• **Given problem**
Extract all of the entries and give them again, word for word.

• **Material provided**

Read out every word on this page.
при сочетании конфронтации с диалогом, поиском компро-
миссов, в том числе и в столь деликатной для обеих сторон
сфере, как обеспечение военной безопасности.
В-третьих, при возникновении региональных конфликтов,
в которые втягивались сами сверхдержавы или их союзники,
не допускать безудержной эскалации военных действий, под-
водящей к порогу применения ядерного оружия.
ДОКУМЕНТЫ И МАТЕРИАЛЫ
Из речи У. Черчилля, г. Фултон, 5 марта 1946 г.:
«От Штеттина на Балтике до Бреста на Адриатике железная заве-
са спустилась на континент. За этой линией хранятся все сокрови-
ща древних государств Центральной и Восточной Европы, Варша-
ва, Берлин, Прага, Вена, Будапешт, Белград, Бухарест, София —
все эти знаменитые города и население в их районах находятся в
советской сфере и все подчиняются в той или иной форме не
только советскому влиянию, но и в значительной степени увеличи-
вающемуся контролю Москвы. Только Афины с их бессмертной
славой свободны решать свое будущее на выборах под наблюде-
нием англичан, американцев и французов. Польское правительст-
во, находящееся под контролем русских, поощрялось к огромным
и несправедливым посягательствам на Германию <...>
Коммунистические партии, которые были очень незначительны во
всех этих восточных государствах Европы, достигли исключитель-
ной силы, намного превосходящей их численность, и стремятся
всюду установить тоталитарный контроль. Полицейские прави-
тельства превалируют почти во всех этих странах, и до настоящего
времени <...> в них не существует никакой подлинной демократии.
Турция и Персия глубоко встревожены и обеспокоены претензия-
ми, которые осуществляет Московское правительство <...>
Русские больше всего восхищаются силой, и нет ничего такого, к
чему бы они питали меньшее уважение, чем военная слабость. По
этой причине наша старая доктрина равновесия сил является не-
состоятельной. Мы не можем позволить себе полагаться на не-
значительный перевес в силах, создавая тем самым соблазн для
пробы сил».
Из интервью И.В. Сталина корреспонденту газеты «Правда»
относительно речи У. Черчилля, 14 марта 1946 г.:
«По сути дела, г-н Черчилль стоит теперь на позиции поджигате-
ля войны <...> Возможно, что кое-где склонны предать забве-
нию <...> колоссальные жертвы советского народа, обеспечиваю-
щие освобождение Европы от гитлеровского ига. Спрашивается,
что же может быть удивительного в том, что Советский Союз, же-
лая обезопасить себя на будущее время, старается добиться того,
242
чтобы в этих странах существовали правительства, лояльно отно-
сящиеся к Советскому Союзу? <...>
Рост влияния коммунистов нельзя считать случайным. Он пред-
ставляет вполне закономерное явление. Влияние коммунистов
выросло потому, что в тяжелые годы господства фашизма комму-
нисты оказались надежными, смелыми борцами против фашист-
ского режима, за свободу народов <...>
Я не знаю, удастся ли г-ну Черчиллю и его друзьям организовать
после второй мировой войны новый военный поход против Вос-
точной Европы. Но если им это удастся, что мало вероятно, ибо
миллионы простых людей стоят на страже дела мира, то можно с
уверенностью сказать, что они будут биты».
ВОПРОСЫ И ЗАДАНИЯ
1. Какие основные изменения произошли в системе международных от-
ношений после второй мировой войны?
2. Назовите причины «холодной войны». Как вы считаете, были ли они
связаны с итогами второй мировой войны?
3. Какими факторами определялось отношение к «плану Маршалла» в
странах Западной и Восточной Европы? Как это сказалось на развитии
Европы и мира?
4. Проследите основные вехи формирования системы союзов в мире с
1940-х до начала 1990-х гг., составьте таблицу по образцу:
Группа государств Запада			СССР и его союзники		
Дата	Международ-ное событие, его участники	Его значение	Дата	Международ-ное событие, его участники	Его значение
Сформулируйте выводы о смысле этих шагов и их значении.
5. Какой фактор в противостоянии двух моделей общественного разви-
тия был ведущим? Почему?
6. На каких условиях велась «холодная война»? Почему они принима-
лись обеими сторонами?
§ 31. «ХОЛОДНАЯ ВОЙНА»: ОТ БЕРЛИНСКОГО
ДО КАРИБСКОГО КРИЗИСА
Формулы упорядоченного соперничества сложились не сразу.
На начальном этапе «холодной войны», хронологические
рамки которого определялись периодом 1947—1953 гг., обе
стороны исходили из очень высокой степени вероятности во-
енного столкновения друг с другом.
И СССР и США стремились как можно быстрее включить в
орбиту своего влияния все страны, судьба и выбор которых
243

• **Response**
Read out every word on this page.
при сочетании конфронтации с диалогом, поиском компро-
миссов, в том числе и в столь деликатной для обеих сторон
сфере, как обеспечение военной безопасности.
В-третьих, при возникновении региональных конфликтов,
в которые втягивались сами сверхдержавы или их союзники,
не допускать безудержной эскалации военных действий, под-
водящей к порогу применения ядерного оружия.
ДОКУМЕНТЫ И МАТЕРИАЛЫ
Из речи У. Черчилля, г. Фултон, 5 марта 1946 г.:
«От Штеттина на Балтике до Бреста на Адриатике железная заве-
са спустилась на континент. За этой линией хранятся все сокрови-
ща древних государств Центральной и Восточной Европы, Варша-
ва, Берлин, Прага, Вена, Будапешт, Белград, Бухарест, София —
все эти знаменитые города и население в их районах находятся в
советской сфере и все подчиняются в той или иной форме не
только советскому влиянию, но и в значительной степени увеличи-
вающемуся контролю Москвы. Только Афины с их бессмертной
славой свободны решать свое будущее на выборах под наблюде-
нием англичан, американцев и французов. Польское правительст-
во, находящееся под контролем русских, поощрялось к огромным
и несправедливым посягательствам на Германию <...>
Коммунистические партии, которые были очень незначительны во
всех этих восточных государствах Европы, достигли исключитель-
ной силы, намного превосходящей их численность, и стремятся
всюду установить тоталитарный контроль. Полицейские прави-
тельства превалируют почти во всех этих странах, и до настоящего
времени <...> в них не существует никакой подлинной демократии.
Турция и Персия глубоко встревожены и обеспокоены претензия-
ми, которые осуществляет Московское правительство <...>
Русские больше всего восхищаются силой, и нет ничего такого, к
чему бы они питали меньшее уважение, чем военная слабость. По
этой причине наша старая доктрина равновесия сил является не-
состоятельной. Мы не можем позволить себе полагаться на не-
значительный перевес в силах, создавая тем самым соблазн для
пробы сил».
Из интервью И.В. Сталина корреспонденту газеты «Правда»
относительно речи У. Черчилля, 14 марта 1946 г.:
«По сути дела, г-н Черчилль стоит теперь на позиции поджигате-
ля войны <...> Возможно, что кое-где склонны предать забве-
нию <...> колоссальные жертвы советского народа, обеспечиваю-
щие освобождение Европы от гитлеровского ига. Спрашивается,
что же может быть удивительного в том, что Советский Союз, же-
лая обезопасить себя на будущее время, старается добиться того,
242
чтобы в этих странах существовали правительства, лояльно отно-
сящиеся к Советскому Союзу? <...>
Рост влияния коммунистов нельзя считать случайным. Он пред-
ставляет вполне закономерное явление. Влияние коммунистов
выросло потому, что в тяжелые годы господства фашизма комму-
нисты оказались надежными, смелыми борцами против фашист-
ского режима, за свободу народов <...>
Я не знаю, удастся ли г-ну Черчиллю и его друзьям организовать
после второй мировой войны новый военный поход против Вос-
точной Европы. Но если им это удастся, что мало вероятно, ибо
миллионы простых людей стоят на страже дела мира, то можно с
уверенностью сказать, что они будут биты».
ВОПРОСЫ И ЗАДАНИЯ
1. Какие основные изменения произошли в системе международных от-
ношений после второй мировой войны?
2. Назовите причины «холодной войны». Как вы считаете, были ли они
связаны с итогами второй мировой войны?
3. Какими факторами определялось отношение к «плану Маршалла» в
странах Западной и Восточной Европы? Как это сказалось на развитии
Европы и мира?
4. Проследите основные вехи формирования системы союзов в мире с
1940-х до начала 1990-х гг., составьте таблицу по образцу:
Группа государств Запада			СССР и его союзники		
Дата	Международ-ное событие, его участники	Его значение	Дата	Международ-ное событие, его участники	Его значение
Сформулируйте выводы о смысле этих шагов и их значении.
5. Какой фактор в противостоянии двух моделей общественного разви-
тия был ведущим? Почему?
6. На каких условиях велась «холодная война»? Почему они принима-
лись обеими сторонами?
§ 31. «ХОЛОДНАЯ ВОЙНА»: ОТ БЕРЛИНСКОГО
ДО КАРИБСКОГО КРИЗИСА
Формулы упорядоченного соперничества сложились не сразу.
На начальном этапе «холодной войны», хронологические
рамки которого определялись периодом 1947—1953 гг., обе
стороны исходили из очень высокой степени вероятности во-
енного столкновения друг с другом.
И СССР и США стремились как можно быстрее включить в
орбиту своего влияния все страны, судьба и выбор которых
243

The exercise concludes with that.